BRIEF — Repeat the lines of the listing below exactly, starting at the line that contains "Give me the" and running through the last line, both included, and only those.

Stored entries:

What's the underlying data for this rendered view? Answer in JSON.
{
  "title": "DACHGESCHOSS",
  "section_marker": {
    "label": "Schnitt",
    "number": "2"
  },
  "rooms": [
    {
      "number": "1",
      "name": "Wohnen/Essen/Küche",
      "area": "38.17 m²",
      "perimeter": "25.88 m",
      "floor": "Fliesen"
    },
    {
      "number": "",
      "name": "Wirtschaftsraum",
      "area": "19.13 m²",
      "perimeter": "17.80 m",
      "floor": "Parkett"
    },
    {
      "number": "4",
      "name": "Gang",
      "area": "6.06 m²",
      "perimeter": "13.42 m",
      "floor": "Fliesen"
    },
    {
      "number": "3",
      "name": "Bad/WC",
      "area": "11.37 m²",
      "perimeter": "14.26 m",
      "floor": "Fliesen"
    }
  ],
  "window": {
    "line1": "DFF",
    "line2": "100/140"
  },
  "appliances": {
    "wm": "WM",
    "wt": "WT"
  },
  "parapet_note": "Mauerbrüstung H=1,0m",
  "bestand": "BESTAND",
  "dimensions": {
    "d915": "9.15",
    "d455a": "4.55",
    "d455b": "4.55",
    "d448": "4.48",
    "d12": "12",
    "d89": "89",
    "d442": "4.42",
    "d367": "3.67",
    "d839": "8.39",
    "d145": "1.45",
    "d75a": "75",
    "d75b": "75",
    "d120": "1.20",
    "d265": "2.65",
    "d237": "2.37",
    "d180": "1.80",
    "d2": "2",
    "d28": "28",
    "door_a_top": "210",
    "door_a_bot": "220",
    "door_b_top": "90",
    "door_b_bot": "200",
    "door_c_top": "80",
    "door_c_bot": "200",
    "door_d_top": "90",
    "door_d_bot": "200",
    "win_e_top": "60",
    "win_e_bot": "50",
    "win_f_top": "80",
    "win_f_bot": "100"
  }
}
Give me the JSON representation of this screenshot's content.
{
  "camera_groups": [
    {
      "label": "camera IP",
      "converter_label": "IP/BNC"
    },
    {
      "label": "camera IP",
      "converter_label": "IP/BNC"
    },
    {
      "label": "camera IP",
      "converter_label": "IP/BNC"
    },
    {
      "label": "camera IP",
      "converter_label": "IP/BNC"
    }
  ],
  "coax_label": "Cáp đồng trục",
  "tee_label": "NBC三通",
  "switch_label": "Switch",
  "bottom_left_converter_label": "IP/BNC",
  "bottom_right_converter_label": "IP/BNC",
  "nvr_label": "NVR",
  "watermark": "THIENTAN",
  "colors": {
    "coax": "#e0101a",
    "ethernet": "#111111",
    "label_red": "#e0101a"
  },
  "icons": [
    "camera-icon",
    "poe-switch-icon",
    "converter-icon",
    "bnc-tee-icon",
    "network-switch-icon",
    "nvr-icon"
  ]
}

SOLUTION FOR THIS PROBLEM —
Give me the JSON representation of this screenshot's content.
{
  "camera_groups": [
    {
      "label": "camera IP",
      "converter_label": "IP/BNC"
    },
    {
      "label": "camera IP",
      "converter_label": "IP/BNC"
    },
    {
      "label": "camera IP",
      "converter_label": "IP/BNC"
    },
    {
      "label": "camera IP",
      "converter_label": "IP/BNC"
    }
  ],
  "coax_label": "Cáp đồng trục",
  "tee_label": "NBC三通",
  "switch_label": "Switch",
  "bottom_left_converter_label": "IP/BNC",
  "bottom_right_converter_label": "IP/BNC",
  "nvr_label": "NVR",
  "watermark": "THIENTAN",
  "colors": {
    "coax": "#e0101a",
    "ethernet": "#111111",
    "label_red": "#e0101a"
  },
  "icons": [
    "camera-icon",
    "poe-switch-icon",
    "converter-icon",
    "bnc-tee-icon",
    "network-switch-icon",
    "nvr-icon"
  ]
}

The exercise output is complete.